- GOAL OF THE EXERCISE -
Print, exactly and completely, every entry in the data.

(Figure collection entries)
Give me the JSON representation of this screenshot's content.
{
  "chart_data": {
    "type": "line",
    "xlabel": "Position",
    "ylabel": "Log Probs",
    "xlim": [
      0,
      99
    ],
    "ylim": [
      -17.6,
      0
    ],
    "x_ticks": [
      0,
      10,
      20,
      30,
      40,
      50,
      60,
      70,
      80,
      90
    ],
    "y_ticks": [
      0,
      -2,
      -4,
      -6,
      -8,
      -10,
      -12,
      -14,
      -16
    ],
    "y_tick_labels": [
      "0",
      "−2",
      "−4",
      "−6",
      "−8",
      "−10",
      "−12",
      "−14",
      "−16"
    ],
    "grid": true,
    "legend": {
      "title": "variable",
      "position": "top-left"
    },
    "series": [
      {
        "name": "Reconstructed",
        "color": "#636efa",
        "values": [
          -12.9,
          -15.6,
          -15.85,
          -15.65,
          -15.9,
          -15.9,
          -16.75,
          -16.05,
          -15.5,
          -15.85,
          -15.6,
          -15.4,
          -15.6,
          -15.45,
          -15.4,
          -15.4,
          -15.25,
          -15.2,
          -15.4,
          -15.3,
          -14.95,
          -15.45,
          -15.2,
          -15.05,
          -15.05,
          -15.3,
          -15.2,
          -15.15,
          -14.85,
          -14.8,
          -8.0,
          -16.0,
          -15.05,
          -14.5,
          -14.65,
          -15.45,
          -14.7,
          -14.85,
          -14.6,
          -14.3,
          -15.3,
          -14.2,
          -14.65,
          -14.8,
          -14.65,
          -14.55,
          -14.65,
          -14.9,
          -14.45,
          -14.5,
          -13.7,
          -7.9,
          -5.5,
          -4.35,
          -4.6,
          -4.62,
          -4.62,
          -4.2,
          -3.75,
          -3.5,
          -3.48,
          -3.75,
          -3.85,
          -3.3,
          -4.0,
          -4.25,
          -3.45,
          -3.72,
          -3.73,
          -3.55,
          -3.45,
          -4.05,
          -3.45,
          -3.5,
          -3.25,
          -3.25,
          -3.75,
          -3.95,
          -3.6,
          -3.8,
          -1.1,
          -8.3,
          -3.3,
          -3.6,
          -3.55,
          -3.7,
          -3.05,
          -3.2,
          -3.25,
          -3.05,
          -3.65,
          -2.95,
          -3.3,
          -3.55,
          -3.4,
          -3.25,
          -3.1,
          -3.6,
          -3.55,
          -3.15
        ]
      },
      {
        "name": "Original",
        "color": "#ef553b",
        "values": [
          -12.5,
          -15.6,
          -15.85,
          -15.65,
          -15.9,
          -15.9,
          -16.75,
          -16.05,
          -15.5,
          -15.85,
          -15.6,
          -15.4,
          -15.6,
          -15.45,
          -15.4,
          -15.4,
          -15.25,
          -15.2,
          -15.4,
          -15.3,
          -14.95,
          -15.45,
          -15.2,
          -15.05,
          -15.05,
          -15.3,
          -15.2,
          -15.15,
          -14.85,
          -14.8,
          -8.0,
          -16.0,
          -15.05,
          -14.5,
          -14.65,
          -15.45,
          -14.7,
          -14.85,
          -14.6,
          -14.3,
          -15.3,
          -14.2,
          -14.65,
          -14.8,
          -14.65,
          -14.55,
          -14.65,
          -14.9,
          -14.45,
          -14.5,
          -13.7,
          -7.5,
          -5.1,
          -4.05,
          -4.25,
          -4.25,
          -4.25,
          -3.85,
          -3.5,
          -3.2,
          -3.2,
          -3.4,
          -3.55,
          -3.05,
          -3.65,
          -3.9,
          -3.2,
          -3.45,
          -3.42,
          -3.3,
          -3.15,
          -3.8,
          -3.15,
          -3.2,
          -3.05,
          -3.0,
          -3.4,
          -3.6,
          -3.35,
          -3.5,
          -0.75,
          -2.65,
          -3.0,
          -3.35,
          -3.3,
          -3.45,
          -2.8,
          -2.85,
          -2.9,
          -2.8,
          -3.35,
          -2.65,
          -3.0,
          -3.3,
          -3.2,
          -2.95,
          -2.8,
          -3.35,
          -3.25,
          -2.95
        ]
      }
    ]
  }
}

- TASK RESPONSE -
Give me the JSON representation of this screenshot's content.
{
  "chart_data": {
    "type": "line",
    "xlabel": "Position",
    "ylabel": "Log Probs",
    "xlim": [
      0,
      99
    ],
    "ylim": [
      -17.6,
      0
    ],
    "x_ticks": [
      0,
      10,
      20,
      30,
      40,
      50,
      60,
      70,
      80,
      90
    ],
    "y_ticks": [
      0,
      -2,
      -4,
      -6,
      -8,
      -10,
      -12,
      -14,
      -16
    ],
    "y_tick_labels": [
      "0",
      "−2",
      "−4",
      "−6",
      "−8",
      "−10",
      "−12",
      "−14",
      "−16"
    ],
    "grid": true,
    "legend": {
      "title": "variable",
      "position": "top-left"
    },
    "series": [
      {
        "name": "Reconstructed",
        "color": "#636efa",
        "values": [
          -12.9,
          -15.6,
          -15.85,
          -15.65,
          -15.9,
          -15.9,
          -16.75,
          -16.05,
          -15.5,
          -15.85,
          -15.6,
          -15.4,
          -15.6,
          -15.45,
          -15.4,
          -15.4,
          -15.25,
          -15.2,
          -15.4,
          -15.3,
          -14.95,
          -15.45,
          -15.2,
          -15.05,
          -15.05,
          -15.3,
          -15.2,
          -15.15,
          -14.85,
          -14.8,
          -8.0,
          -16.0,
          -15.05,
          -14.5,
          -14.65,
          -15.45,
          -14.7,
          -14.85,
          -14.6,
          -14.3,
          -15.3,
          -14.2,
          -14.65,
          -14.8,
          -14.65,
          -14.55,
          -14.65,
          -14.9,
          -14.45,
          -14.5,
          -13.7,
          -7.9,
          -5.5,
          -4.35,
          -4.6,
          -4.62,
          -4.62,
          -4.2,
          -3.75,
          -3.5,
          -3.48,
          -3.75,
          -3.85,
          -3.3,
          -4.0,
          -4.25,
          -3.45,
          -3.72,
          -3.73,
          -3.55,
          -3.45,
          -4.05,
          -3.45,
          -3.5,
          -3.25,
          -3.25,
          -3.75,
          -3.95,
          -3.6,
          -3.8,
          -1.1,
          -8.3,
          -3.3,
          -3.6,
          -3.55,
          -3.7,
          -3.05,
          -3.2,
          -3.25,
          -3.05,
          -3.65,
          -2.95,
          -3.3,
          -3.55,
          -3.4,
          -3.25,
          -3.1,
          -3.6,
          -3.55,
          -3.15
        ]
      },
      {
        "name": "Original",
        "color": "#ef553b",
        "values": [
          -12.5,
          -15.6,
          -15.85,
          -15.65,
          -15.9,
          -15.9,
          -16.75,
          -16.05,
          -15.5,
          -15.85,
          -15.6,
          -15.4,
          -15.6,
          -15.45,
          -15.4,
          -15.4,
          -15.25,
          -15.2,
          -15.4,
          -15.3,
          -14.95,
          -15.45,
          -15.2,
          -15.05,
          -15.05,
          -15.3,
          -15.2,
          -15.15,
          -14.85,
          -14.8,
          -8.0,
          -16.0,
          -15.05,
          -14.5,
          -14.65,
          -15.45,
          -14.7,
          -14.85,
          -14.6,
          -14.3,
          -15.3,
          -14.2,
          -14.65,
          -14.8,
          -14.65,
          -14.55,
          -14.65,
          -14.9,
          -14.45,
          -14.5,
          -13.7,
          -7.5,
          -5.1,
          -4.05,
          -4.25,
          -4.25,
          -4.25,
          -3.85,
          -3.5,
          -3.2,
          -3.2,
          -3.4,
          -3.55,
          -3.05,
          -3.65,
          -3.9,
          -3.2,
          -3.45,
          -3.42,
          -3.3,
          -3.15,
          -3.8,
          -3.15,
          -3.2,
          -3.05,
          -3.0,
          -3.4,
          -3.6,
          -3.35,
          -3.5,
          -0.75,
          -2.65,
          -3.0,
          -3.35,
          -3.3,
          -3.45,
          -2.8,
          -2.85,
          -2.9,
          -2.8,
          -3.35,
          -2.65,
          -3.0,
          -3.3,
          -3.2,
          -2.95,
          -2.8,
          -3.35,
          -3.25,
          -2.95
        ]
      }
    ]
  }
}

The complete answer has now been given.